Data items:
>>>
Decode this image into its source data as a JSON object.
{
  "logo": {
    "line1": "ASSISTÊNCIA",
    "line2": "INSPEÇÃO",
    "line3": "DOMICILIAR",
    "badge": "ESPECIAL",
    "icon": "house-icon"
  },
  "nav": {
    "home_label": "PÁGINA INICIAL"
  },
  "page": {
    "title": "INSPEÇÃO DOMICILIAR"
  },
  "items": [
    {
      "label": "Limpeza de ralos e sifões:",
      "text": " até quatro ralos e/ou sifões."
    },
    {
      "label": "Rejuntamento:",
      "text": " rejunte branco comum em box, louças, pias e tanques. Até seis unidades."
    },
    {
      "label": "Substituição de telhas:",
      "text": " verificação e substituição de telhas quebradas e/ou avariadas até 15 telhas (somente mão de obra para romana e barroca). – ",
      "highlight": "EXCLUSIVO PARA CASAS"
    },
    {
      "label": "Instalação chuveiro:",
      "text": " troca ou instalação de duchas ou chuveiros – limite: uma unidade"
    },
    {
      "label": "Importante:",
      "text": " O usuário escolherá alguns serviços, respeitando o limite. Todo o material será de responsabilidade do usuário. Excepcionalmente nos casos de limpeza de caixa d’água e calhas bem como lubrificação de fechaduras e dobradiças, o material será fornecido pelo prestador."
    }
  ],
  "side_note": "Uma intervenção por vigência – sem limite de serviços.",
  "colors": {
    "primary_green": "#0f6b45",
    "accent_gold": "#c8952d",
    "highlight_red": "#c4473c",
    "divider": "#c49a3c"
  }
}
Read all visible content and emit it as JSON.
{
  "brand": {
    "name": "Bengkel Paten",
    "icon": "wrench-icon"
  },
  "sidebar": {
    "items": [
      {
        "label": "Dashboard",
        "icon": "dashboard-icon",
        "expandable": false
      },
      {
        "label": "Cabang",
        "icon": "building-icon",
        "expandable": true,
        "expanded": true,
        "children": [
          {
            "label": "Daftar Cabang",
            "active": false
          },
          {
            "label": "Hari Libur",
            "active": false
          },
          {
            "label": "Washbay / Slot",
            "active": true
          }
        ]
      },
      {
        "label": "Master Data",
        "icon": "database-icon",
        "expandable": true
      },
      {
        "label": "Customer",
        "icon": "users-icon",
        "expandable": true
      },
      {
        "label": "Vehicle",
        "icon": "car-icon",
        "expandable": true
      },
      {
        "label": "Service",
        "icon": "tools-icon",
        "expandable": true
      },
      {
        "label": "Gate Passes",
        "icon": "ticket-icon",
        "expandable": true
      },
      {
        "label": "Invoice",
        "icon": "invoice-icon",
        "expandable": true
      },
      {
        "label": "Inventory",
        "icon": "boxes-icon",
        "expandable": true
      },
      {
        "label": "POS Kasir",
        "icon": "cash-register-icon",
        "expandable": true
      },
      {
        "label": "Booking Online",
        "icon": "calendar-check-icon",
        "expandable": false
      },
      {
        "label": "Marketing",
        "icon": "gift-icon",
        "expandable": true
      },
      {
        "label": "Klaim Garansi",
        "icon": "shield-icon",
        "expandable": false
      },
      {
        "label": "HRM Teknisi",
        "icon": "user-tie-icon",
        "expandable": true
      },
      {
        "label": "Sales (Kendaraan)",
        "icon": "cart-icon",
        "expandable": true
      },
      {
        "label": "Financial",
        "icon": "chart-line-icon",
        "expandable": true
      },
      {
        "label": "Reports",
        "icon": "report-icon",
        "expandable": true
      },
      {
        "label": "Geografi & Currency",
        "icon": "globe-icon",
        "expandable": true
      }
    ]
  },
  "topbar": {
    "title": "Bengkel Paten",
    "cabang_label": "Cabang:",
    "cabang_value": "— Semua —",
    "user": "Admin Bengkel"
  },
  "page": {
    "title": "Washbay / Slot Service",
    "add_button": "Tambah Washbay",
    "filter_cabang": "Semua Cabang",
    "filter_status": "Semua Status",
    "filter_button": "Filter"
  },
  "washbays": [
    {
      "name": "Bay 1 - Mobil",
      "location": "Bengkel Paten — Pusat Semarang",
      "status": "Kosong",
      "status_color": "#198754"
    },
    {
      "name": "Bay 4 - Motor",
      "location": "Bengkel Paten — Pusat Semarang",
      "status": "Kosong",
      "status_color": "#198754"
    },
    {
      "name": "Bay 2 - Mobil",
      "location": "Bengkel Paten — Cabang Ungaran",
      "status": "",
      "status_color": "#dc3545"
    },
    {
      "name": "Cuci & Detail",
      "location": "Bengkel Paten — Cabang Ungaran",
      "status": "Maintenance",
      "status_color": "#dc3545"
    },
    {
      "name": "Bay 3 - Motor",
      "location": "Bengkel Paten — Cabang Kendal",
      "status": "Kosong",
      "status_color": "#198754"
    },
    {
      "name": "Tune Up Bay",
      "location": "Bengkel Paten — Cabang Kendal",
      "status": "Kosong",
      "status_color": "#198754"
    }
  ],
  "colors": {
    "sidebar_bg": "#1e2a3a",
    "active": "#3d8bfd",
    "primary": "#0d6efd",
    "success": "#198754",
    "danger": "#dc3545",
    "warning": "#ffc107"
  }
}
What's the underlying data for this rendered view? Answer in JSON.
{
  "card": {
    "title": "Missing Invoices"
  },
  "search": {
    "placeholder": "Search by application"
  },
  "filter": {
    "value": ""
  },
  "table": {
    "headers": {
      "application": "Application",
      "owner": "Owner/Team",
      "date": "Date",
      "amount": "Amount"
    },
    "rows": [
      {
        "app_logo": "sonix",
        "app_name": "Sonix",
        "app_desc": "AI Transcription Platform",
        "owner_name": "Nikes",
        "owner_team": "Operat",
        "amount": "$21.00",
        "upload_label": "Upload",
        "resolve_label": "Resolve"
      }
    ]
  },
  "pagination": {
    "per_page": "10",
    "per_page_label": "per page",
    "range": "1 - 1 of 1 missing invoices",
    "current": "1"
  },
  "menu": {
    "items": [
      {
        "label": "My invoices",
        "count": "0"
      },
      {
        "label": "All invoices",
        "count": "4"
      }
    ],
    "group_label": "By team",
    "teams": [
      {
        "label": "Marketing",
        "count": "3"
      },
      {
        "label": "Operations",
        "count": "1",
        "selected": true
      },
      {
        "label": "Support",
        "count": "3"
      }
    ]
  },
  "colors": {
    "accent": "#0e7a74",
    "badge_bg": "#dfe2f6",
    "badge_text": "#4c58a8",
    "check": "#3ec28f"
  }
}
<<<
:: Set exercise ::
Each line in the listing above either holds the string "Service" or does not; state how many do, giving the number only.

:: Full response ::
2